━━━ Voci ━━━
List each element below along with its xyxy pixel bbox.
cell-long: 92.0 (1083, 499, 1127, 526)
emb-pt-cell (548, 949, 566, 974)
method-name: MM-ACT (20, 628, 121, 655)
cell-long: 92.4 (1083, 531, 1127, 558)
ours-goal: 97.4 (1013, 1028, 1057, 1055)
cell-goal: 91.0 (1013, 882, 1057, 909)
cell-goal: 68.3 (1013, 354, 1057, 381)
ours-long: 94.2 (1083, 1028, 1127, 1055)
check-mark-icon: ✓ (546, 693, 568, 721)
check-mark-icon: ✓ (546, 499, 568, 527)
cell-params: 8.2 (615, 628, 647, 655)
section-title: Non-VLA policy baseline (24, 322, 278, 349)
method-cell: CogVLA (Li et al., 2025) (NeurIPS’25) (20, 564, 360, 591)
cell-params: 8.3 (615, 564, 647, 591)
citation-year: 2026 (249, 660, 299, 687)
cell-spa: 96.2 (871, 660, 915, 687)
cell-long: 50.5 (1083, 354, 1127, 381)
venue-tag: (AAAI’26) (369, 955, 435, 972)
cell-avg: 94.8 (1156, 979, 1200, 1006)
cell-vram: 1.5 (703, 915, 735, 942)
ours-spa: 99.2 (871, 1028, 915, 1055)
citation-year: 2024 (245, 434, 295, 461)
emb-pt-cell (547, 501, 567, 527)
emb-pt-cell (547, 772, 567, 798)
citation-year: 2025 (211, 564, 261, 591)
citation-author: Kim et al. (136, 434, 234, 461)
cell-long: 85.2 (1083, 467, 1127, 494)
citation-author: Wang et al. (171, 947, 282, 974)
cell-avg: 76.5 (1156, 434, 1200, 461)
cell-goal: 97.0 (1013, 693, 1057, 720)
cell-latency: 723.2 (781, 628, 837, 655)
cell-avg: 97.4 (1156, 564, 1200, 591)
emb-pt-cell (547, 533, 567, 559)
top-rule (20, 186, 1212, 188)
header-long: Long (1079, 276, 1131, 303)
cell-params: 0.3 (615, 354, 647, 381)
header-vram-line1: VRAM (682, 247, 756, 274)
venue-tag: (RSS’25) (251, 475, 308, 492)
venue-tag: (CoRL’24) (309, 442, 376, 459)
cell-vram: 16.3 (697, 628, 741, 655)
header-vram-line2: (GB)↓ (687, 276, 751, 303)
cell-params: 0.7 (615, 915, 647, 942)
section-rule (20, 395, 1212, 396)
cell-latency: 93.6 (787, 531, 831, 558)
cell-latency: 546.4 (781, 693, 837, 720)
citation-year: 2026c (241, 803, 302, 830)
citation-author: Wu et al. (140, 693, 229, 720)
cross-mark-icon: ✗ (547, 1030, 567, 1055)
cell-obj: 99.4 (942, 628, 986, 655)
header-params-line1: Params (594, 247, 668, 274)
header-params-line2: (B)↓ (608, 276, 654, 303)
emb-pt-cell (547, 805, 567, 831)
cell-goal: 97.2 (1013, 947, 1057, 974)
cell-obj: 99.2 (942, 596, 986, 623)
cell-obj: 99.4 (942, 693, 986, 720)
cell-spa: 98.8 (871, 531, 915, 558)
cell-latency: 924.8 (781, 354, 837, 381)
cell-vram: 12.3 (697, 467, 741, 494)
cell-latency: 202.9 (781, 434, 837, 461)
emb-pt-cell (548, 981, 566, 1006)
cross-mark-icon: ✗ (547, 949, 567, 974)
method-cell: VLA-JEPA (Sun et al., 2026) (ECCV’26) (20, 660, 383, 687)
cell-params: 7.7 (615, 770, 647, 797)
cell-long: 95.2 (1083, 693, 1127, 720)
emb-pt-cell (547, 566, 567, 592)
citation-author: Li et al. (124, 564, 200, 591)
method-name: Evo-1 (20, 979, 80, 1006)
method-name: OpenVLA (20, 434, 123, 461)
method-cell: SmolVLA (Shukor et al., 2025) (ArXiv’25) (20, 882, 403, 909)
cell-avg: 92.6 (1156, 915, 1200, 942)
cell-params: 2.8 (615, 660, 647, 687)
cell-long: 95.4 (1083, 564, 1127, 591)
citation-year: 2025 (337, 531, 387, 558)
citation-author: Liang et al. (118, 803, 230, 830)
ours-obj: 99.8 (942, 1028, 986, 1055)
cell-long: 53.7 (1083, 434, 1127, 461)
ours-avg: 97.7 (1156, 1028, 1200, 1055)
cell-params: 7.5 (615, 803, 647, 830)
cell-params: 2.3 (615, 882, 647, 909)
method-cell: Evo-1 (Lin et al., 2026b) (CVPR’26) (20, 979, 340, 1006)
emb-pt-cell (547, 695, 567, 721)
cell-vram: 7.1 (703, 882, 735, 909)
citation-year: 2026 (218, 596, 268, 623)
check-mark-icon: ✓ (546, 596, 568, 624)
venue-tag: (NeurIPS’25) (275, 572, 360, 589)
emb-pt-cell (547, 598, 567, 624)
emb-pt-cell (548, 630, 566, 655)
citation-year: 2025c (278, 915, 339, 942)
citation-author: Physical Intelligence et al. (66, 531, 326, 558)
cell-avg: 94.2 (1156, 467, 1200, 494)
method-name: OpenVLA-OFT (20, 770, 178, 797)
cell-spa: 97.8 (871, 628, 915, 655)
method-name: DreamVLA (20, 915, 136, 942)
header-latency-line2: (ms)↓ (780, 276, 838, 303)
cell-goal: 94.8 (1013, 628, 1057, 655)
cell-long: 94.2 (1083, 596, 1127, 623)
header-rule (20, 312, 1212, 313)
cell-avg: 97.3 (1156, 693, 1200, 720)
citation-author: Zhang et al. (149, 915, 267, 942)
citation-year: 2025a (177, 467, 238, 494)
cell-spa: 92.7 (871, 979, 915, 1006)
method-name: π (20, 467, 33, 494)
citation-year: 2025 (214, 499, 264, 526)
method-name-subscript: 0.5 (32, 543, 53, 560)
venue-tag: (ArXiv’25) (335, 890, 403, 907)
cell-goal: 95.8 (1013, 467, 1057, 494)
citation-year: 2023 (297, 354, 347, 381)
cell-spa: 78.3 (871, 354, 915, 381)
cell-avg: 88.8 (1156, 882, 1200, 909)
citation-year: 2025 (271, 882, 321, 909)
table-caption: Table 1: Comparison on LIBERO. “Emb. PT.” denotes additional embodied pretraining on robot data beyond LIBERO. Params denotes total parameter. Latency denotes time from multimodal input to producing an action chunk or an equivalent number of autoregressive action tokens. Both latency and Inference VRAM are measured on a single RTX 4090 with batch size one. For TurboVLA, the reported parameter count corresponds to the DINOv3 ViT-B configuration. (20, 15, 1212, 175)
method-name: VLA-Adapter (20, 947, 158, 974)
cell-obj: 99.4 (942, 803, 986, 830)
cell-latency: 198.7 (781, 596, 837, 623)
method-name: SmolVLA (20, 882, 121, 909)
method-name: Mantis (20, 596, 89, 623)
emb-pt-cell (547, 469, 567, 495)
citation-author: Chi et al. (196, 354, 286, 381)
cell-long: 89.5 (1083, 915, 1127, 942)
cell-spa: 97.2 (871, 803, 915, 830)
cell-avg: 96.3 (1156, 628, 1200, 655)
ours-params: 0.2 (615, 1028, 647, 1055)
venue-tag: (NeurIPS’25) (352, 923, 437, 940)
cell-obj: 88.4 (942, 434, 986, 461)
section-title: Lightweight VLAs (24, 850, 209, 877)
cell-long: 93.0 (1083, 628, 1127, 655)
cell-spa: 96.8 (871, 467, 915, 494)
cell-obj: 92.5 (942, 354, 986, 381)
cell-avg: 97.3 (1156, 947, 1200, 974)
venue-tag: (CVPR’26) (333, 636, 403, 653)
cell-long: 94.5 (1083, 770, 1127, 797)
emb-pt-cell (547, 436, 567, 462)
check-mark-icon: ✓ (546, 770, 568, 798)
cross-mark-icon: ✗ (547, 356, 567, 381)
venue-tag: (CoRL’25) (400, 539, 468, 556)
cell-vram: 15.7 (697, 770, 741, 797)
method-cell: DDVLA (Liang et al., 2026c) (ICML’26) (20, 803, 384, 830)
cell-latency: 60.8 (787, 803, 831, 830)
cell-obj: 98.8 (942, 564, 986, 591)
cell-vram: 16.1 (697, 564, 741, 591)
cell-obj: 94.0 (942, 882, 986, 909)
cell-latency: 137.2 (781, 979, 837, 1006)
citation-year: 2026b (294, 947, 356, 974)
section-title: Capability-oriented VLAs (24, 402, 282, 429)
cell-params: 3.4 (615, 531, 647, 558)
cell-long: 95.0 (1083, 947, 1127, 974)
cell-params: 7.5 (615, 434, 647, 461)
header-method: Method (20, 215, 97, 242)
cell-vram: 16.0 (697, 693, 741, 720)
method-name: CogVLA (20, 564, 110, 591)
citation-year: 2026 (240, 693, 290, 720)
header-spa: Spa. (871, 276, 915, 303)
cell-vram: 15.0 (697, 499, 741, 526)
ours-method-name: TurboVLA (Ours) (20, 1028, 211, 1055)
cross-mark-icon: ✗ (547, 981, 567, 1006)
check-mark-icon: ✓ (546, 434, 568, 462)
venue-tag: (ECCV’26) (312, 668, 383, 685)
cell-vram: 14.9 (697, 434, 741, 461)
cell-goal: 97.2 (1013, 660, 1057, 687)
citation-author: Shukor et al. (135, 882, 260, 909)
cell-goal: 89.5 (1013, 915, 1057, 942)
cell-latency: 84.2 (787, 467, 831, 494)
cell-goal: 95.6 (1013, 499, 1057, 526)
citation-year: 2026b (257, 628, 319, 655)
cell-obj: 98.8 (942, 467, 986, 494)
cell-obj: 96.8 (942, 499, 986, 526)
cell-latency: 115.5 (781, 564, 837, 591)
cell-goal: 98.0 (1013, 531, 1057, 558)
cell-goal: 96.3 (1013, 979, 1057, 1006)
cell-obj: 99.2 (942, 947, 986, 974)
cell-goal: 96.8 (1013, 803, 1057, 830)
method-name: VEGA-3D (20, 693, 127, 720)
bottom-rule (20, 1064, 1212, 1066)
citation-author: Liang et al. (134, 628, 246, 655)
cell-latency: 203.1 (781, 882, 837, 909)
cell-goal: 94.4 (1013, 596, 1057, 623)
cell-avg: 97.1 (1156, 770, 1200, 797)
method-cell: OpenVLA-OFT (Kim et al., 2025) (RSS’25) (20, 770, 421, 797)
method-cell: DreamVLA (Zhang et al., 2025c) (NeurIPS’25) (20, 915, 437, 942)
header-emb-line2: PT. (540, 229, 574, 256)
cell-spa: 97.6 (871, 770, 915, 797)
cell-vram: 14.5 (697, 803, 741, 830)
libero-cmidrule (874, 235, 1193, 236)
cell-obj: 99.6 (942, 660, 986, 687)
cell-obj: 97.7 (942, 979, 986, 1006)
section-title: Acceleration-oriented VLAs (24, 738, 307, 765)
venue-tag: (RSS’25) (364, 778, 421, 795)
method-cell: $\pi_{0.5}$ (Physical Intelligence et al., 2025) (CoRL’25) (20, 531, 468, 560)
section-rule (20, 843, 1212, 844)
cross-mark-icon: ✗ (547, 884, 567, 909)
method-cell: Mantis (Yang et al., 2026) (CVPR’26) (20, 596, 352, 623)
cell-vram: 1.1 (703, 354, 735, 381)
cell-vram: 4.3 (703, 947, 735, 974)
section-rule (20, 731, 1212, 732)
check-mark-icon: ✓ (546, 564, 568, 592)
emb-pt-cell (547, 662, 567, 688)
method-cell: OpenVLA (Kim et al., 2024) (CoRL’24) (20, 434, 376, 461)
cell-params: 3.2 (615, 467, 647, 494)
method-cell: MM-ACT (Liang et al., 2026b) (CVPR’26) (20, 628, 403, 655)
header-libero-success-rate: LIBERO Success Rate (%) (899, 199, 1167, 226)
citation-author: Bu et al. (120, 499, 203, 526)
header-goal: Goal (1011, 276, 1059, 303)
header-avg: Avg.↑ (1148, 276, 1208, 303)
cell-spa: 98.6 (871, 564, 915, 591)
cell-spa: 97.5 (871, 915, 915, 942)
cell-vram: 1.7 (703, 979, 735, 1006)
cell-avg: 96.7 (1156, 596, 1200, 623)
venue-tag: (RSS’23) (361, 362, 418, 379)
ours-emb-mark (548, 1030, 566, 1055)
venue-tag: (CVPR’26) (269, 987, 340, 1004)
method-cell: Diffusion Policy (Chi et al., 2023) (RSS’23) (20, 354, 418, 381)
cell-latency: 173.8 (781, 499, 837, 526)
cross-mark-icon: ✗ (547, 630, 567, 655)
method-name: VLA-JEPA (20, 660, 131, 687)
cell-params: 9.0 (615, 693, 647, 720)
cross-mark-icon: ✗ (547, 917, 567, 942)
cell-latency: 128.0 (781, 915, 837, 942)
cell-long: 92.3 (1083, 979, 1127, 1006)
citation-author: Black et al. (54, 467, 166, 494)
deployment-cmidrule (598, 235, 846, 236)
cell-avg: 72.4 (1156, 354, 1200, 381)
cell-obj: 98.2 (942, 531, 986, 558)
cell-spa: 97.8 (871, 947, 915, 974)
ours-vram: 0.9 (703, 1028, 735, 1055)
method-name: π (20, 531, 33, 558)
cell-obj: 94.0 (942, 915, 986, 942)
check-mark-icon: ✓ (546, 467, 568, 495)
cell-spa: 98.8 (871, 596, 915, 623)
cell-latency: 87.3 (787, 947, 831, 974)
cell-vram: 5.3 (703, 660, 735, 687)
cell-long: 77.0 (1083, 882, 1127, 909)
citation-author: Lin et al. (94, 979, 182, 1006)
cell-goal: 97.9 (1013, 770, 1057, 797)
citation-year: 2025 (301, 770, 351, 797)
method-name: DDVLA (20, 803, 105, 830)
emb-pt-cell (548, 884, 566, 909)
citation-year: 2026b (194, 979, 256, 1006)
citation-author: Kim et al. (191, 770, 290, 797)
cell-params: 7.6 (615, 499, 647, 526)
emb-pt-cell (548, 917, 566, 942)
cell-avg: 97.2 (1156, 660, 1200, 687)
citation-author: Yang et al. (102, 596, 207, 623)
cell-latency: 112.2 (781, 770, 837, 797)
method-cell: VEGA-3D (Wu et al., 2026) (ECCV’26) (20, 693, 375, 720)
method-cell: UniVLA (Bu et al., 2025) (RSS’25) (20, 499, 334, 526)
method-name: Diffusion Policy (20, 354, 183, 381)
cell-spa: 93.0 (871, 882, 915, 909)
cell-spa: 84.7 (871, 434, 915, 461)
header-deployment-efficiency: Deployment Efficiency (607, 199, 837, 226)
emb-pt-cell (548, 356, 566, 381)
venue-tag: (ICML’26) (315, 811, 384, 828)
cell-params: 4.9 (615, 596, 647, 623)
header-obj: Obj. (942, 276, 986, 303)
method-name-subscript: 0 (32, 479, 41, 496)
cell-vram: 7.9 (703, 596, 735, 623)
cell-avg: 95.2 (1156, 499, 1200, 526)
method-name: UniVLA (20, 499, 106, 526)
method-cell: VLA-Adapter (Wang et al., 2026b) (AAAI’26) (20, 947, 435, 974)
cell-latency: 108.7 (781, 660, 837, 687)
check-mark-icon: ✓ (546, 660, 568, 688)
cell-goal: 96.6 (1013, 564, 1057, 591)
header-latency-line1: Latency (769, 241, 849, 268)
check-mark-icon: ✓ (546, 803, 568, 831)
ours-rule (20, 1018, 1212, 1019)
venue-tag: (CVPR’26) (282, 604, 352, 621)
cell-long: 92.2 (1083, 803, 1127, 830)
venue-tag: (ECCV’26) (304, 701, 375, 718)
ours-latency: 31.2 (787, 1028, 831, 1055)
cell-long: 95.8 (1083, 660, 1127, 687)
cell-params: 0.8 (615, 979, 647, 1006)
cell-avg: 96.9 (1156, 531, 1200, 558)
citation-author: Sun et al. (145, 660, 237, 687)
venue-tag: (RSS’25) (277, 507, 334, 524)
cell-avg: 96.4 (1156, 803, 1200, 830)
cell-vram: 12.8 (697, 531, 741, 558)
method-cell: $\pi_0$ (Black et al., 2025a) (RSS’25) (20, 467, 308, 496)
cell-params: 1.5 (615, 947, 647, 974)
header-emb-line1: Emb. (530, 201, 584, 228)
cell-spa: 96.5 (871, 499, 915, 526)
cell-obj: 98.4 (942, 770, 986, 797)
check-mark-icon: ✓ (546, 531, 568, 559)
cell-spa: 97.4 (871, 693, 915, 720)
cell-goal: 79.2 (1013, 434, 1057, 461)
━━━
Cosa fare >> Puoi trascrivere tali e quali i record, partendo dal primo e fermandoti dopo la riga che contiene "cell-avg: 94.8 (1156, 979, 1200, 1006)"?

Compito svolto >>
List each element below along with its xyxy pixel bbox.
cell-long: 92.0 (1083, 499, 1127, 526)
emb-pt-cell (548, 949, 566, 974)
method-name: MM-ACT (20, 628, 121, 655)
cell-long: 92.4 (1083, 531, 1127, 558)
ours-goal: 97.4 (1013, 1028, 1057, 1055)
cell-goal: 91.0 (1013, 882, 1057, 909)
cell-goal: 68.3 (1013, 354, 1057, 381)
ours-long: 94.2 (1083, 1028, 1127, 1055)
check-mark-icon: ✓ (546, 693, 568, 721)
check-mark-icon: ✓ (546, 499, 568, 527)
cell-params: 8.2 (615, 628, 647, 655)
section-title: Non-VLA policy baseline (24, 322, 278, 349)
method-cell: CogVLA (Li et al., 2025) (NeurIPS’25) (20, 564, 360, 591)
cell-params: 8.3 (615, 564, 647, 591)
citation-year: 2026 (249, 660, 299, 687)
cell-spa: 96.2 (871, 660, 915, 687)
cell-long: 50.5 (1083, 354, 1127, 381)
venue-tag: (AAAI’26) (369, 955, 435, 972)
cell-avg: 94.8 (1156, 979, 1200, 1006)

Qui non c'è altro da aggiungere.